» **Exercise instructions**:
Find the lines containing "года" and say how many there are, with no other words.

Collected data:
==========

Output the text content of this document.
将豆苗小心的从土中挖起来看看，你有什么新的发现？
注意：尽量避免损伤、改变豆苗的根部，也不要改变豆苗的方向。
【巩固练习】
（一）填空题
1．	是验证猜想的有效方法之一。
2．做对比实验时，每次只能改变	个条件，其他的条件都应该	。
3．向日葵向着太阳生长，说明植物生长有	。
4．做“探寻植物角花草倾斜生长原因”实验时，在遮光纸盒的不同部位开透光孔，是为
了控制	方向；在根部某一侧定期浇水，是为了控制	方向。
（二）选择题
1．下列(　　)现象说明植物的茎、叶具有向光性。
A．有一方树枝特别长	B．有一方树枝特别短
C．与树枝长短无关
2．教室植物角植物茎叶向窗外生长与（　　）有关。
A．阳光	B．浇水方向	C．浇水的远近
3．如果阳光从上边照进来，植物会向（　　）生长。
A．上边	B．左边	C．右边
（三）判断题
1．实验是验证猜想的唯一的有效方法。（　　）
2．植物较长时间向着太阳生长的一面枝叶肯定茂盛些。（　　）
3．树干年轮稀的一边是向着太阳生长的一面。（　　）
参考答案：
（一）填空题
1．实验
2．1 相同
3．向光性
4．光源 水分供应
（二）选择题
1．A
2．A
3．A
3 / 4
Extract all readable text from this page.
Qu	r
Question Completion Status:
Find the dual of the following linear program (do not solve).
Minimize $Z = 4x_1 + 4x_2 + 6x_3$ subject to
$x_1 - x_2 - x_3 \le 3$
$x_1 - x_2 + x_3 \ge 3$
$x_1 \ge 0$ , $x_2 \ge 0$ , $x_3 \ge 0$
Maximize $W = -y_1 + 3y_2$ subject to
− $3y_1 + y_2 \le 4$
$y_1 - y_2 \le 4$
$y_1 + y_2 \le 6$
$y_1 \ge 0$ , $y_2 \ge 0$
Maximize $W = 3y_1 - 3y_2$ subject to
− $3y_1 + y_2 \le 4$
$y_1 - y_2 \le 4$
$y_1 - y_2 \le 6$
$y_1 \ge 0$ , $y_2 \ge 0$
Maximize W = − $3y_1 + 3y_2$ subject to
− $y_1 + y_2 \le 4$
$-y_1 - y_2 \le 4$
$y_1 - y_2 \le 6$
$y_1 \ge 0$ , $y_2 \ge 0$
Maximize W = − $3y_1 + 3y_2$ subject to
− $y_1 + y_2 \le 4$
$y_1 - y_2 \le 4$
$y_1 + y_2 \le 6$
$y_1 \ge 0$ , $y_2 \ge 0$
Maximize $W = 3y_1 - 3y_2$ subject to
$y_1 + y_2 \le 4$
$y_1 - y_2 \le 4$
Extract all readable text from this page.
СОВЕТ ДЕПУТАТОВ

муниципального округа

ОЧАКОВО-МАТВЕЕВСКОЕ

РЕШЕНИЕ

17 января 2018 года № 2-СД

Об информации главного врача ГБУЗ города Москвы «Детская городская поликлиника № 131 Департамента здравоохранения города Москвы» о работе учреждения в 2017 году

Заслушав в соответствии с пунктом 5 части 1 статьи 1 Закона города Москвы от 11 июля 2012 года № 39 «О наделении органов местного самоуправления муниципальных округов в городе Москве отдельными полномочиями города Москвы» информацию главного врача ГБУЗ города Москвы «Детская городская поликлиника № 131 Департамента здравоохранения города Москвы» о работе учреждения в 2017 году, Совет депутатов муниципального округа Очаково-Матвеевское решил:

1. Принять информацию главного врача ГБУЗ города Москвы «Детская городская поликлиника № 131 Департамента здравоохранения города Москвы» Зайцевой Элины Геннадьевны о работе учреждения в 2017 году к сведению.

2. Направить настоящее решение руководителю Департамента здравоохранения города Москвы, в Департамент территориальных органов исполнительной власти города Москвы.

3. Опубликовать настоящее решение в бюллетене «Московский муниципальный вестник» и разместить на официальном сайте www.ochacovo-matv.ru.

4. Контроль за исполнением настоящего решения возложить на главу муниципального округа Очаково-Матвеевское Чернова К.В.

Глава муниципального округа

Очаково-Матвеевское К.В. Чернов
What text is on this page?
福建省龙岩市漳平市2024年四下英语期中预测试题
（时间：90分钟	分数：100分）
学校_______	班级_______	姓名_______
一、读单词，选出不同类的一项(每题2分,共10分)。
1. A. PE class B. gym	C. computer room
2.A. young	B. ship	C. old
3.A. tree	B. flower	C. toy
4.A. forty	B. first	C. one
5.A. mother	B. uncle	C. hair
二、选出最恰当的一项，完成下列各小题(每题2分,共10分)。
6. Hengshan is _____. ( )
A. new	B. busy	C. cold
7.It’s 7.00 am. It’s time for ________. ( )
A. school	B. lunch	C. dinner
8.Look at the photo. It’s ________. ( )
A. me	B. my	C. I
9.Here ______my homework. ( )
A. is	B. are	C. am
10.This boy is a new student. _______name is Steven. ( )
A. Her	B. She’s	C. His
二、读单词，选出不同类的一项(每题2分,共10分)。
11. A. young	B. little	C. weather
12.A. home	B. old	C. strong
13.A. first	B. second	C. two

==========

» **Complete response**:
2